■ Instructions to follow ■
Copy out the data word for word, from its very first line down to and including the line that contains "legend-label: EPA, Design".

Start of Data lines

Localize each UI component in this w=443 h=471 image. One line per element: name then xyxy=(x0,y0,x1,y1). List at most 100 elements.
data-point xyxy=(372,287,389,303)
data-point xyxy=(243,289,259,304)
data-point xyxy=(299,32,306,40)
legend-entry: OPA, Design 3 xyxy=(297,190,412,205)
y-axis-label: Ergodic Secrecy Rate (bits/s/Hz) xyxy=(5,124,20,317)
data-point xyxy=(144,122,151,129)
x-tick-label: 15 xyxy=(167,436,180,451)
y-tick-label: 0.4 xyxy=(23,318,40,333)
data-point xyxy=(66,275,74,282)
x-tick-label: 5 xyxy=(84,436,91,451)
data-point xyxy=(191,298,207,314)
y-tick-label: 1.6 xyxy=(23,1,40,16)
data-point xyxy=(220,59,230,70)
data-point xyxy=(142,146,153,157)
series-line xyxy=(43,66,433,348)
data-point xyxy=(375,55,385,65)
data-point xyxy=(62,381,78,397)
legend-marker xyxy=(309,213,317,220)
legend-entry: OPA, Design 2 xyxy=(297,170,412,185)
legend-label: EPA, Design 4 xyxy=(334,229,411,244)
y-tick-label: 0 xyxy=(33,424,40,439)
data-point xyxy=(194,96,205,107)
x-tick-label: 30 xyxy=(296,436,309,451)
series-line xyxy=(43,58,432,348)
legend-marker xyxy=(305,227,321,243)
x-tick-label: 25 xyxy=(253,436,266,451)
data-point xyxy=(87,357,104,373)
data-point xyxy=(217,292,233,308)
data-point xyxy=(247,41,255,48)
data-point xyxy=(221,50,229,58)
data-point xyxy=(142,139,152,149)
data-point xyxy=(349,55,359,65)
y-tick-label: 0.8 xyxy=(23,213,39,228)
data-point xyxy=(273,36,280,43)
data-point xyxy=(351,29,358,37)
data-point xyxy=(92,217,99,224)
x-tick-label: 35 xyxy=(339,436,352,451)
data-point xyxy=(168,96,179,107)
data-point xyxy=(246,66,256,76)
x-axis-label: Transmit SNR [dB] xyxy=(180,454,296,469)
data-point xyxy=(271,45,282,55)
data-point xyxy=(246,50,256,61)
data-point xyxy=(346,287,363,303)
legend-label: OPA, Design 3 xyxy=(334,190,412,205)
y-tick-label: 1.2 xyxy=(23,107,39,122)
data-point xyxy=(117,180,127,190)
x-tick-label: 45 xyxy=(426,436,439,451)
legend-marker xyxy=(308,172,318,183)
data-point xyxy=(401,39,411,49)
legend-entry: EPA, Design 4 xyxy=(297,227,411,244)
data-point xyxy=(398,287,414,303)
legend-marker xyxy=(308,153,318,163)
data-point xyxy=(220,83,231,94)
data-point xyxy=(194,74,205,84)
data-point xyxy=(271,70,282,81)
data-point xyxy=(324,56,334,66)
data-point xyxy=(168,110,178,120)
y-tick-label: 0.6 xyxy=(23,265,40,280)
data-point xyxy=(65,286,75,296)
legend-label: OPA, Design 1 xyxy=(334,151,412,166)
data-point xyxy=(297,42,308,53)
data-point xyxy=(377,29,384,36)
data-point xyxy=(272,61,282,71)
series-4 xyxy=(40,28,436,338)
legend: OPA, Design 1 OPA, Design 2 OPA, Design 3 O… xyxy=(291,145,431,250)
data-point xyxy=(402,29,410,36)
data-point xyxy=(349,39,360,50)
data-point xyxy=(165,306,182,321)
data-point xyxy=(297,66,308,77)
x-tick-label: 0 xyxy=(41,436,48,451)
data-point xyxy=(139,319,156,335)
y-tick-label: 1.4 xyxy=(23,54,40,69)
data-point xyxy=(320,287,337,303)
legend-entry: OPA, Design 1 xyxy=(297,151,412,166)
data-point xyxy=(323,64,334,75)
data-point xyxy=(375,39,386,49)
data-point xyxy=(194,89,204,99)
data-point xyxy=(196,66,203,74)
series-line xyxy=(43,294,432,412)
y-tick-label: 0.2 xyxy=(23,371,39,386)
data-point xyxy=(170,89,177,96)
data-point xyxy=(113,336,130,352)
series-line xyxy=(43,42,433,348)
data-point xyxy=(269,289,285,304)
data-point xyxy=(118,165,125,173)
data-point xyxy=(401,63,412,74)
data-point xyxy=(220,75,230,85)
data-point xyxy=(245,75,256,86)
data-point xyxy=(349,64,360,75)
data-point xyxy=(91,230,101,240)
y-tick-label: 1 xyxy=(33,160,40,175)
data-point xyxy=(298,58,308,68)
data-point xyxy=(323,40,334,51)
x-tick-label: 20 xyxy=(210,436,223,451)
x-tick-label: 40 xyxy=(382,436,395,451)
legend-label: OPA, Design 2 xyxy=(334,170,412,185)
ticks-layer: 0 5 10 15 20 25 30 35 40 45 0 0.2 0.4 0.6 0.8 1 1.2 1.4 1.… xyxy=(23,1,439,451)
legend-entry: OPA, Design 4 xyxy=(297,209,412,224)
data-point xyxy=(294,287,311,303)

End of Data lines

■ Exercise answer ■
Localize each UI component in this w=443 h=471 image. One line per element: name then xyxy=(x0,y0,x1,y1). List at most 100 elements.
data-point xyxy=(372,287,389,303)
data-point xyxy=(243,289,259,304)
data-point xyxy=(299,32,306,40)
legend-entry: OPA, Design 3 xyxy=(297,190,412,205)
y-axis-label: Ergodic Secrecy Rate (bits/s/Hz) xyxy=(5,124,20,317)
data-point xyxy=(144,122,151,129)
x-tick-label: 15 xyxy=(167,436,180,451)
y-tick-label: 0.4 xyxy=(23,318,40,333)
data-point xyxy=(66,275,74,282)
x-tick-label: 5 xyxy=(84,436,91,451)
data-point xyxy=(191,298,207,314)
y-tick-label: 1.6 xyxy=(23,1,40,16)
data-point xyxy=(220,59,230,70)
data-point xyxy=(142,146,153,157)
series-line xyxy=(43,66,433,348)
data-point xyxy=(375,55,385,65)
data-point xyxy=(62,381,78,397)
legend-marker xyxy=(309,213,317,220)
legend-entry: OPA, Design 2 xyxy=(297,170,412,185)
legend-label: EPA, Design 4 xyxy=(334,229,411,244)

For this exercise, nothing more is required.